---- Given records
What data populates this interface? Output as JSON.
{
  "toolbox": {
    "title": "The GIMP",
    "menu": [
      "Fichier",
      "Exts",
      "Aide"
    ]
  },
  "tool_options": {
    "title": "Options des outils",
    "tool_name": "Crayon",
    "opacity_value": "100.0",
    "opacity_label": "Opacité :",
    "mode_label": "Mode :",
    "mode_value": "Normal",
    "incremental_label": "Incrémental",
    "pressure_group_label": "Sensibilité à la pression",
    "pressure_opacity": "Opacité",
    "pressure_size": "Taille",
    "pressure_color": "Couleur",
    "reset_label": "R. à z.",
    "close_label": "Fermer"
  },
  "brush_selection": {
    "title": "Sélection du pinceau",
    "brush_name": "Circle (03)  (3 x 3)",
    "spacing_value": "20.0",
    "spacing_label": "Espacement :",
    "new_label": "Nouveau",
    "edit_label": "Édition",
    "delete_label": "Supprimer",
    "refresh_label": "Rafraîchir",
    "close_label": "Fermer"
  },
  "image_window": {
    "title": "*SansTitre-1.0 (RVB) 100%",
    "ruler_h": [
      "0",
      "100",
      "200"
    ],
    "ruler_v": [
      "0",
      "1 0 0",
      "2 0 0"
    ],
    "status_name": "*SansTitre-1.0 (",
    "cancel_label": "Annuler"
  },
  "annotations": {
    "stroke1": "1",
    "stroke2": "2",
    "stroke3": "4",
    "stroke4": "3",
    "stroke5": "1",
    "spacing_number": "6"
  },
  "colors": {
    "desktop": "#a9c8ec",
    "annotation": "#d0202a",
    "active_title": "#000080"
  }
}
--------
• Work to complete
Each record above should be repeated exactly as it appears.

• Result of this task
What data populates this interface? Output as JSON.
{
  "toolbox": {
    "title": "The GIMP",
    "menu": [
      "Fichier",
      "Exts",
      "Aide"
    ]
  },
  "tool_options": {
    "title": "Options des outils",
    "tool_name": "Crayon",
    "opacity_value": "100.0",
    "opacity_label": "Opacité :",
    "mode_label": "Mode :",
    "mode_value": "Normal",
    "incremental_label": "Incrémental",
    "pressure_group_label": "Sensibilité à la pression",
    "pressure_opacity": "Opacité",
    "pressure_size": "Taille",
    "pressure_color": "Couleur",
    "reset_label": "R. à z.",
    "close_label": "Fermer"
  },
  "brush_selection": {
    "title": "Sélection du pinceau",
    "brush_name": "Circle (03)  (3 x 3)",
    "spacing_value": "20.0",
    "spacing_label": "Espacement :",
    "new_label": "Nouveau",
    "edit_label": "Édition",
    "delete_label": "Supprimer",
    "refresh_label": "Rafraîchir",
    "close_label": "Fermer"
  },
  "image_window": {
    "title": "*SansTitre-1.0 (RVB) 100%",
    "ruler_h": [
      "0",
      "100",
      "200"
    ],
    "ruler_v": [
      "0",
      "1 0 0",
      "2 0 0"
    ],
    "status_name": "*SansTitre-1.0 (",
    "cancel_label": "Annuler"
  },
  "annotations": {
    "stroke1": "1",
    "stroke2": "2",
    "stroke3": "4",
    "stroke4": "3",
    "stroke5": "1",
    "spacing_number": "6"
  },
  "colors": {
    "desktop": "#a9c8ec",
    "annotation": "#d0202a",
    "active_title": "#000080"
  }
}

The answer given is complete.